**REQUIREMENTS**.
Select, from the data, each line where "women" occurs.

>>>>>

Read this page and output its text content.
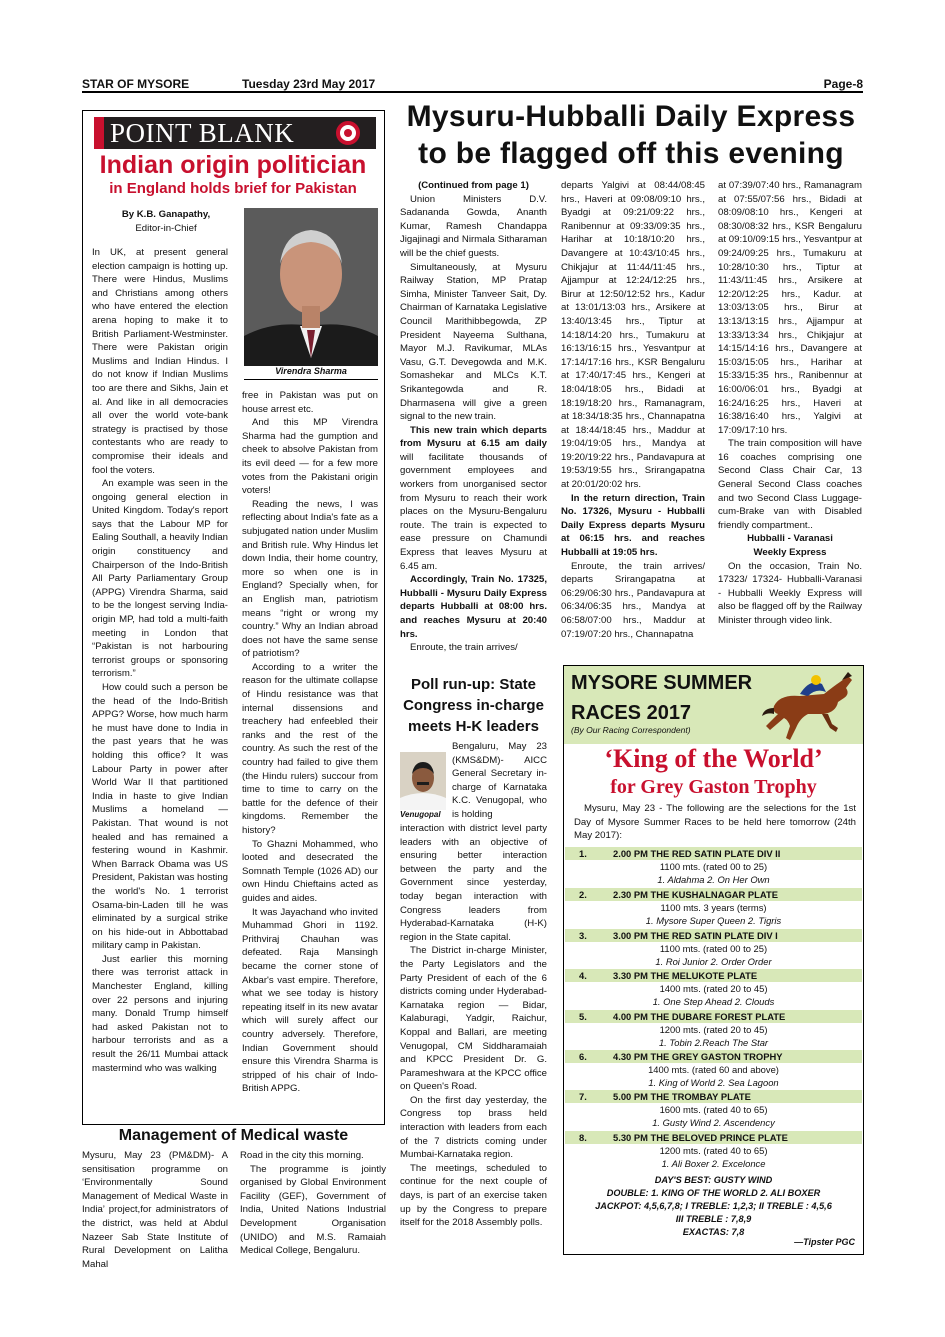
STAR OF MYSORE	Tuesday 23rd May 2017	Page-8
POINT BLANK
Indian origin politician
in England holds brief for Pakistan
By K.B. Ganapathy,
Editor-in-Chief
Virendra Sharma

In UK, at present general election campaign is hotting up. There were Hindus, Muslims and Christians among others who have entered the election arena hoping to make it to British Parliament-Westminster. There were Pakistan origin Muslims and Indian Hindus. I do not know if Indian Muslims too are there and Sikhs, Jain et al. And like in all democracies all over the world vote-bank strategy is practised by those contestants who are ready to compromise their ideals and fool the voters.

An example was seen in the ongoing general election in United Kingdom. Today's report says that the Labour MP for Ealing Southall, a heavily Indian origin constituency and Chairperson of the Indo-British All Party Parliamentary Group (APPG) Virendra Sharma, said to be the longest serving India-origin MP, had told a multi-faith meeting in London that “Pakistan is not harbouring terrorist groups or sponsoring terrorism.”

How could such a person be the head of the Indo-British APPG? Worse, how much harm he must have done to India in the past years that he was holding this office? It was Labour Party in power after World War II that partitioned India in haste to give Indian Muslims a homeland — Pakistan. That wound is not healed and has remained a festering wound in Kashmir. When Barrack Obama was US President, Pakistan was hosting the world's No. 1 terrorist Osama-bin-Laden till he was eliminated by a surgical strike on his hide-out in Abbottabad military camp in Pakistan.

Just earlier this morning there was terrorist attack in Manchester England, killing over 22 persons and injuring many. Donald Trump himself had asked Pakistan not to harbour terrorists and as a result the 26/11 Mumbai attack mastermind who was walking

free in Pakistan was put on house arrest etc.

And this MP Virendra Sharma had the gumption and cheek to absolve Pakistan from its evil deed — for a few more votes from the Pakistani origin voters!

Reading the news, I was reflecting about India's fate as a subjugated nation under Muslim and British rule. Why Hindus let down India, their home country, more so when one is in England? Specially when, for an English man, patriotism means “right or wrong my country.” Why an Indian abroad does not have the same sense of patriotism?

According to a writer the reason for the ultimate collapse of Hindu resistance was that internal dissensions and treachery had enfeebled their ranks and the rest of the country. As such the rest of the country had failed to give them (the Hindu rulers) succour from time to time to carry on the battle for the defence of their kingdoms. Remember the history?

To Ghazni Mohammed, who looted and desecrated the Somnath Temple (1026 AD) our own Hindu Chieftains acted as guides and aides.

It was Jayachand who invited Muhammad Ghori in 1192. Prithviraj Chauhan was defeated. Raja Mansingh became the corner stone of Akbar's vast empire. Therefore, what we see today is history repeating itself in its new avatar which will surely affect our country adversely. Therefore, Indian Government should ensure this Virendra Sharma is stripped of his chair of Indo-British APPG.

Management of Medical waste

Mysuru, May 23 (PM&DM)- A sensitisation programme on ‘Environmentally Sound Management of Medical Waste in India’ project,for administrators of the district, was held at Abdul Nazeer Sab State Institute of Rural Development on Lalitha Mahal

Road in the city this morning.

The programme is jointly organised by Global Environment Facility (GEF), Government of India, United Nations Industrial Development Organisation (UNIDO) and M.S. Ramaiah Medical College, Bengaluru.

Mysuru-Hubballi Daily Express
to be flagged off this evening

(Continued from page 1)

Union Ministers D.V. Sadananda Gowda, Ananth Kumar, Ramesh Chandappa Jigajinagi and Nirmala Sitharaman will be the chief guests.

Simultaneously, at Mysuru Railway Station, MP Pratap Simha, Minister Tanveer Sait, Dy. Chairman of Karnataka Legislative Council Marithibbegowda, ZP President Nayeema Sulthana, Mayor M.J. Ravikumar, MLAs Vasu, G.T. Devegowda and M.K. Somashekar and MLCs K.T. Srikantegowda and R. Dharmasena will give a green signal to the new train.

This new train which departs from Mysuru at 6.15 am daily will facilitate thousands of government employees and workers from unorganised sector from Mysuru to reach their work places on the Mysuru-Bengaluru route. The train is expected to ease pressure on Chamundi Express that leaves Mysuru at 6.45 am.

Accordingly, Train No. 17325, Hubballi - Mysuru Daily Express departs Hubballi at 08:00 hrs. and reaches Mysuru at 20:40 hrs.

Enroute, the train arrives/

departs Yalgivi at 08:44/08:45 hrs., Haveri at 09:08/09:10 hrs., Byadgi at 09:21/09:22 hrs., Ranibennur at 09:33/09:35 hrs., Harihar at 10:18/10:20 hrs., Davangere at 10:43/10:45 hrs., Chikjajur at 11:44/11:45 hrs., Ajjampur at 12:24/12:25 hrs., Birur at 12:50/12:52 hrs., Kadur at 13:01/13:03 hrs., Arsikere at 13:40/13:45 hrs., Tiptur at 14:18/14:20 hrs., Tumakuru at 16:13/16:15 hrs., Yesvantpur at 17:14/17:16 hrs., KSR Bengaluru at 17:40/17:45 hrs., Kengeri at 18:04/18:05 hrs., Bidadi at 18:19/18:20 hrs., Ramanagram, at 18:34/18:35 hrs., Channapatna at 18:44/18:45 hrs., Maddur at 19:04/19:05 hrs., Mandya at 19:20/19:22 hrs., Pandavapura at 19:53/19:55 hrs., Srirangapatna at 20:01/20:02 hrs.

In the return direction, Train No. 17326, Mysuru - Hubballi Daily Express departs Mysuru at 06:15 hrs. and reaches Hubballi at 19:05 hrs.

Enroute, the train arrives/ departs Srirangapatna at 06:29/06:30 hrs., Pandavapura at 06:34/06:35 hrs., Mandya at 06:58/07:00 hrs., Maddur at 07:19/07:20 hrs., Channapatna

at 07:39/07:40 hrs., Ramanagram at 07:55/07:56 hrs., Bidadi at 08:09/08:10 hrs., Kengeri at 08:30/08:32 hrs., KSR Bengaluru at 09:10/09:15 hrs., Yesvantpur at 09:24/09:25 hrs., Tumakuru at 10:28/10:30 hrs., Tiptur at 11:43/11:45 hrs., Arsikere at 12:20/12:25 hrs., Kadur. at 13:03/13:05 hrs., Birur at 13:13/13:15 hrs., Ajjampur at 13:33/13:34 hrs., Chikjajur at 14:15/14:16 hrs., Davangere at 15:03/15:05 hrs., Harihar at 15:33/15:35 hrs., Ranibennur at 16:00/06:01 hrs., Byadgi at 16:24/16:25 hrs., Haveri at 16:38/16:40 hrs., Yalgivi at 17:09/17:10 hrs.

The train composition will have 16 coaches comprising one Second Class Chair Car, 13 General Second Class coaches and two Second Class Luggage-cum-Brake van with Disabled friendly compartment..

Hubballi - Varanasi

Weekly Express

On the occasion, Train No. 17323/ 17324- Hubballi-Varanasi - Hubballi Weekly Express will also be flagged off by the Railway Minister through video link.

Poll run-up: State Congress in-charge meets H-K leaders
Venugopal

Bengaluru, May 23 (KMS&DM)- AICC General Secretary in-charge of Karnataka K.C. Venugopal, who is holding

interaction with district level party leaders with an objective of ensuring better interaction between the party and the Government since yesterday, today began interaction with Congress leaders from Hyderabad-Karnataka (H-K) region in the State capital.

The District in-charge Minister, the Party Legislators and the Party President of each of the 6 districts coming under Hyderabad-Karnataka region — Bidar, Kalaburagi, Yadgir, Raichur, Koppal and Ballari, are meeting Venugopal, CM Siddharamaiah and KPCC President Dr. G. Parameshwara at the KPCC office on Queen's Road.

On the first day yesterday, the Congress top brass held interaction with leaders from each of the 7 districts coming under Mumbai-Karnataka region.

The meetings, scheduled to continue for the next couple of days, is part of an exercise taken up by the Congress to prepare itself for the 2018 Assembly polls.

MYSORE SUMMER
RACES 2017
(By Our Racing Correspondent)
‘King of the World’
for Grey Gaston Trophy

Mysuru, May 23 - The following are the selections for the 1st Day of Mysore Summer Races to be held here tomorrow (24th May 2017):

1.	2.00 PM THE RED SATIN PLATE DIV II
1100 mts. (rated 00 to 25)
1. Aldahma 2. On Her Own
2.	2.30 PM THE KUSHALNAGAR PLATE
1100 mts. 3 years (terms)
1. Mysore Super Queen 2. Tigris
3.	3.00 PM THE RED SATIN PLATE DIV I
1100 mts. (rated 00 to 25)
1. Roi Junior 2. Order Order
4.	3.30 PM THE MELUKOTE PLATE
1400 mts. (rated 20 to 45)
1. One Step Ahead 2. Clouds
5.	4.00 PM THE DUBARE FOREST PLATE
1200 mts. (rated 20 to 45)
1. Tobin 2.Reach The Star
6.	4.30 PM THE GREY GASTON TROPHY
1400 mts. (rated 60 and above)
1. King of World 2. Sea Lagoon
7.	5.00 PM THE TROMBAY PLATE
1600 mts. (rated 40 to 65)
1. Gusty Wind 2. Ascendency
8.	5.30 PM THE BELOVED PRINCE PLATE
1200 mts. (rated 40 to 65)
1. Ali Boxer 2. Excelonce
DAY'S BEST: GUSTY WIND
DOUBLE: 1. KING OF THE WORLD 2. ALI BOXER
JACKPOT: 4,5,6,7,8; I TREBLE: 1,2,3; II TREBLE : 4,5,6
III TREBLE : 7,8,9
EXACTAS: 7,8
—Tipster PGC
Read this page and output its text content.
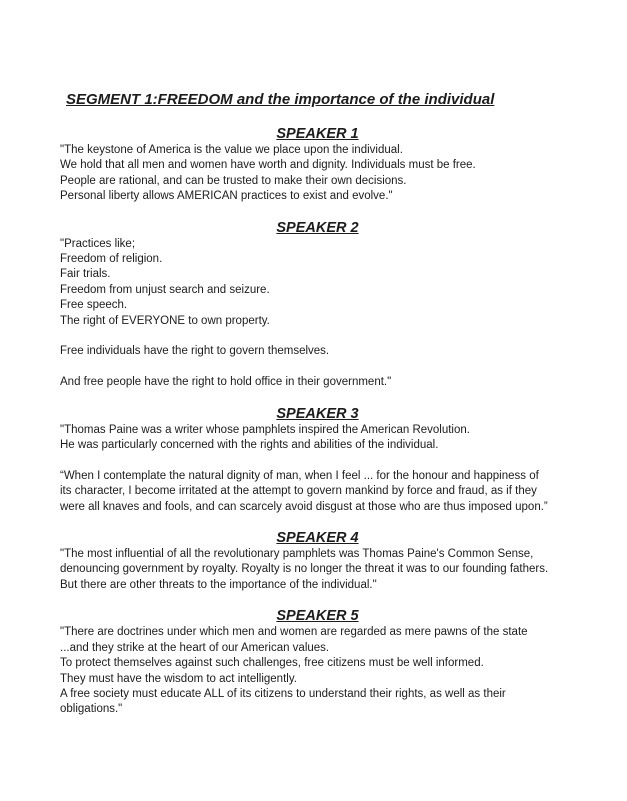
SEGMENT 1:FREEDOM and the importance of the individual
SPEAKER 1
"The keystone of America is the value we place upon the individual.
We hold that all men and women have worth and dignity. Individuals must be free.
People are rational, and can be trusted to make their own decisions.
Personal liberty allows AMERICAN practices to exist and evolve."
SPEAKER 2
"Practices like;
Freedom of religion.
Fair trials.
Freedom from unjust search and seizure.
Free speech.
The right of EVERYONE to own property.
Free individuals have the right to govern themselves.
And free people have the right to hold office in their government."
SPEAKER 3
"Thomas Paine was a writer whose pamphlets inspired the American Revolution.
He was particularly concerned with the rights and abilities of the individual.
“When I contemplate the natural dignity of man, when I feel ... for the honour and happiness of
its character, I become irritated at the attempt to govern mankind by force and fraud, as if they
were all knaves and fools, and can scarcely avoid disgust at those who are thus imposed upon.”
SPEAKER 4
"The most influential of all the revolutionary pamphlets was Thomas Paine's Common Sense,
denouncing government by royalty. Royalty is no longer the threat it was to our founding fathers.
But there are other threats to the importance of the individual."
SPEAKER 5
"There are doctrines under which men and women are regarded as mere pawns of the state
...and they strike at the heart of our American values.
To protect themselves against such challenges, free citizens must be well informed.
They must have the wisdom to act intelligently.
A free society must educate ALL of its citizens to understand their rights, as well as their
obligations."
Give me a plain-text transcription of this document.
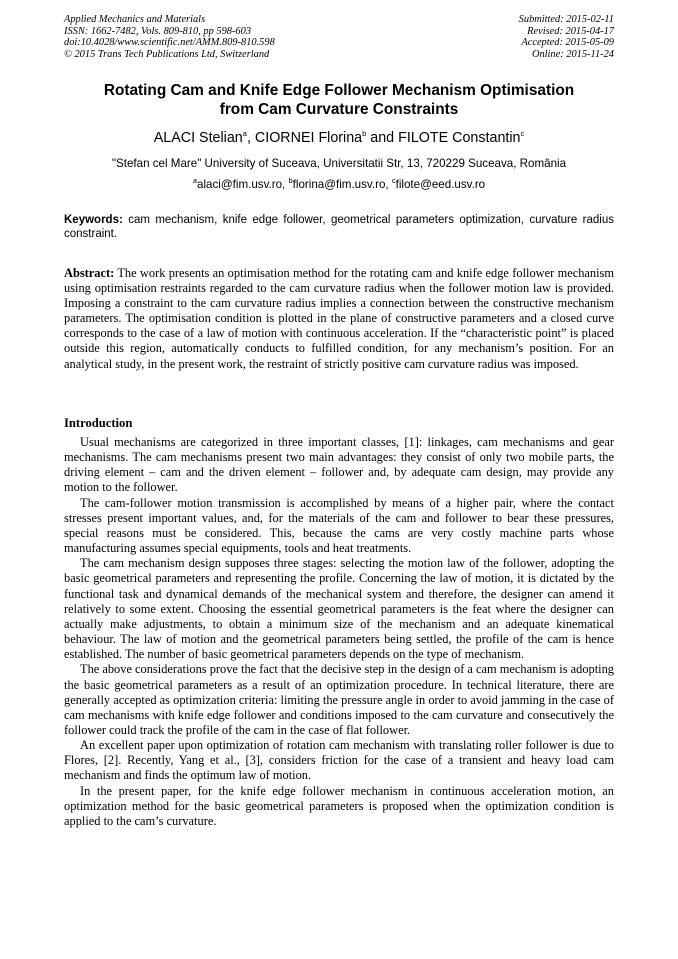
Applied Mechanics and Materials
ISSN: 1662-7482, Vols. 809-810, pp 598-603
doi:10.4028/www.scientific.net/AMM.809-810.598
© 2015 Trans Tech Publications Ltd, Switzerland
Submitted: 2015-02-11
Revised: 2015-04-17
Accepted: 2015-05-09
Online: 2015-11-24
Rotating Cam and Knife Edge Follower Mechanism Optimisation
from Cam Curvature Constraints
ALACI Stelian$^a$, CIORNEI Florina$^b$ and FILOTE Constantin$^c$
"Stefan cel Mare" University of Suceava, Universitatii Str, 13, 720229 Suceava, România
$^a$alaci@fim.usv.ro, $^b$florina@fim.usv.ro, $^c$filote@eed.usv.ro
Keywords: cam mechanism, knife edge follower, geometrical parameters optimization, curvature radius constraint.
Abstract: The work presents an optimisation method for the rotating cam and knife edge follower mechanism using optimisation restraints regarded to the cam curvature radius when the follower motion law is provided. Imposing a constraint to the cam curvature radius implies a connection between the constructive mechanism parameters. The optimisation condition is plotted in the plane of constructive parameters and a closed curve corresponds to the case of a law of motion with continuous acceleration. If the “characteristic point” is placed outside this region, automatically conducts to fulfilled condition, for any mechanism’s position. For an analytical study, in the present work, the restraint of strictly positive cam curvature radius was imposed.
Introduction

Usual mechanisms are categorized in three important classes, [1]: linkages, cam mechanisms and gear mechanisms. The cam mechanisms present two main advantages: they consist of only two mobile parts, the driving element – cam and the driven element – follower and, by adequate cam design, may provide any motion to the follower.

The cam-follower motion transmission is accomplished by means of a higher pair, where the contact stresses present important values, and, for the materials of the cam and follower to bear these pressures, special reasons must be considered. This, because the cams are very costly machine parts whose manufacturing assumes special equipments, tools and heat treatments.

The cam mechanism design supposes three stages: selecting the motion law of the follower, adopting the basic geometrical parameters and representing the profile. Concerning the law of motion, it is dictated by the functional task and dynamical demands of the mechanical system and therefore, the designer can amend it relatively to some extent. Choosing the essential geometrical parameters is the feat where the designer can actually make adjustments, to obtain a minimum size of the mechanism and an adequate kinematical behaviour. The law of motion and the geometrical parameters being settled, the profile of the cam is hence established. The number of basic geometrical parameters depends on the type of mechanism.

The above considerations prove the fact that the decisive step in the design of a cam mechanism is adopting the basic geometrical parameters as a result of an optimization procedure. In technical literature, there are generally accepted as optimization criteria: limiting the pressure angle in order to avoid jamming in the case of cam mechanisms with knife edge follower and conditions imposed to the cam curvature and consecutively the follower could track the profile of the cam in the case of flat follower.

An excellent paper upon optimization of rotation cam mechanism with translating roller follower is due to Flores, [2]. Recently, Yang et al., [3], considers friction for the case of a transient and heavy load cam mechanism and finds the optimum law of motion.

In the present paper, for the knife edge follower mechanism in continuous acceleration motion, an optimization method for the basic geometrical parameters is proposed when the optimization condition is applied to the cam’s curvature.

<<<<<

**THE RESPONSE**.
We hold that all men and women have worth and dignity. Individuals must be free.
"There are doctrines under which men and women are regarded as mere pawns of the state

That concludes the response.